| CHALLENGE |
From the listing below, extract every line in which the word "type" appears.

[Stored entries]
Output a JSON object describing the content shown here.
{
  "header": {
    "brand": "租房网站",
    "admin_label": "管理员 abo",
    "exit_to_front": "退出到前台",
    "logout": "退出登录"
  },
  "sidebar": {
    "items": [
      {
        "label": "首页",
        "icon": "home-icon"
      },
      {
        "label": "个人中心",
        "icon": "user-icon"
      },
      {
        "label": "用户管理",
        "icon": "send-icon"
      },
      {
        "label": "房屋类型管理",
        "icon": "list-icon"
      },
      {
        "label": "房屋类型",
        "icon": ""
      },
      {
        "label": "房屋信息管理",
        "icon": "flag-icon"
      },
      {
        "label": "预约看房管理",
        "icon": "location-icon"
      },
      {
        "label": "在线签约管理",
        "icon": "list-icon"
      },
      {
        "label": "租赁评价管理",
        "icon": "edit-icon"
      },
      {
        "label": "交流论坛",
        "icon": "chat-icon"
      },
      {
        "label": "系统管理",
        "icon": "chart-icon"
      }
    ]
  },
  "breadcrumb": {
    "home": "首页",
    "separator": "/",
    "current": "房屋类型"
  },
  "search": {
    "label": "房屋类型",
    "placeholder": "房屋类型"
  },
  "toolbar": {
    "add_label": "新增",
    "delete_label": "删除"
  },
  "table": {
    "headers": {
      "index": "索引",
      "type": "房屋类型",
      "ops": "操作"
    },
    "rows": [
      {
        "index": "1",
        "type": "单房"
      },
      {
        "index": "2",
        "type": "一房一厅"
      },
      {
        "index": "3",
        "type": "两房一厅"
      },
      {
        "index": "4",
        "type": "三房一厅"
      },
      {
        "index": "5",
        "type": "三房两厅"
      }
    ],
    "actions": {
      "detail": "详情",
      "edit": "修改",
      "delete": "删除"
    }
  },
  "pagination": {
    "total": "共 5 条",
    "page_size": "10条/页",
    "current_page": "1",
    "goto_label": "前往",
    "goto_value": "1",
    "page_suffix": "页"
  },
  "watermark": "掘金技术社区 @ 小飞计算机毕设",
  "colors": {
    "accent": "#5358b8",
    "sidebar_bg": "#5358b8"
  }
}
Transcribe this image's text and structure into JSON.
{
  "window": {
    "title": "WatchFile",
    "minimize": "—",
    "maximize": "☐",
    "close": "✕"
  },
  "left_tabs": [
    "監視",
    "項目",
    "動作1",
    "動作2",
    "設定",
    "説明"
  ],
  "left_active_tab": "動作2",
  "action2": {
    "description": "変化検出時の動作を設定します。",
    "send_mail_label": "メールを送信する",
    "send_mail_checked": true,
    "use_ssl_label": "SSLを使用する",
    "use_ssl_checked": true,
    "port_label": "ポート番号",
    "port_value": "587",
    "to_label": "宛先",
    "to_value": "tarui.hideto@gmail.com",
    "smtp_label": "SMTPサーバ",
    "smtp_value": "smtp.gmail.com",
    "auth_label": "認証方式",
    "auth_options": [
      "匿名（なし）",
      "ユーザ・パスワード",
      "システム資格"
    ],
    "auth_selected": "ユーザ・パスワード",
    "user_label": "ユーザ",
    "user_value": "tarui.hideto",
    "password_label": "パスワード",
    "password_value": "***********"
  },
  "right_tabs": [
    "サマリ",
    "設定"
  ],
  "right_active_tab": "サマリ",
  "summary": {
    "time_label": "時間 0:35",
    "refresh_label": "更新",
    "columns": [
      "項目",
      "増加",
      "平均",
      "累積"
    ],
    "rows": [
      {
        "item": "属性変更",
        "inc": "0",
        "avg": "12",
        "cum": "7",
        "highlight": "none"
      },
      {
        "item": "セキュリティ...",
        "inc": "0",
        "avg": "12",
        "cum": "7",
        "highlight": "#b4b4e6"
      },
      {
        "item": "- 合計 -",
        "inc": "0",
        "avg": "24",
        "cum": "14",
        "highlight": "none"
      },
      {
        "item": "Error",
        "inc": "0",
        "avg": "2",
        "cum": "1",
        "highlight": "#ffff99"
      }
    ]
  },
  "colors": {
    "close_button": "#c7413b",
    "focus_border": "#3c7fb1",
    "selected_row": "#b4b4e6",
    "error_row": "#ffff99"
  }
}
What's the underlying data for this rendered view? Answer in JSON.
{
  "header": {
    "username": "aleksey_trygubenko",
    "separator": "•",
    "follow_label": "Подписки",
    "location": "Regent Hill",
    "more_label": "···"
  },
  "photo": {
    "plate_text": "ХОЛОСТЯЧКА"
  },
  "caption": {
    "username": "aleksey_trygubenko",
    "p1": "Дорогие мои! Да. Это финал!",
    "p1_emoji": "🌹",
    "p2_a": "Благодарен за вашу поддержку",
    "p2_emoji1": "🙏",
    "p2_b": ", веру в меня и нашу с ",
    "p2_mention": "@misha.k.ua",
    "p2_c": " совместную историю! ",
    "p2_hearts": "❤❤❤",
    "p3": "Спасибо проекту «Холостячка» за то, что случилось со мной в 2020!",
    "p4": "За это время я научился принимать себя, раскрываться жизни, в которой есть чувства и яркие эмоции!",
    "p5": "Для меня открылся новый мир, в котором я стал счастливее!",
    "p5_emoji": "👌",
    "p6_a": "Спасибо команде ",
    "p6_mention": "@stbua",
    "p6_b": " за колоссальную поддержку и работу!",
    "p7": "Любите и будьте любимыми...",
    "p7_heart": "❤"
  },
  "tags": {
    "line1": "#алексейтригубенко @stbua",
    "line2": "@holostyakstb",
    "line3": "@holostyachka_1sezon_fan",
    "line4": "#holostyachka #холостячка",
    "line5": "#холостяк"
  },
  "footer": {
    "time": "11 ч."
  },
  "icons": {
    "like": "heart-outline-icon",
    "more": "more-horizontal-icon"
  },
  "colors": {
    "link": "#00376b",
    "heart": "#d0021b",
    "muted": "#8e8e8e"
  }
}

| SOLUTION BELOW |
      "type": "房屋类型",
        "type": "单房"
        "type": "一房一厅"
        "type": "两房一厅"
        "type": "三房一厅"
        "type": "三房两厅"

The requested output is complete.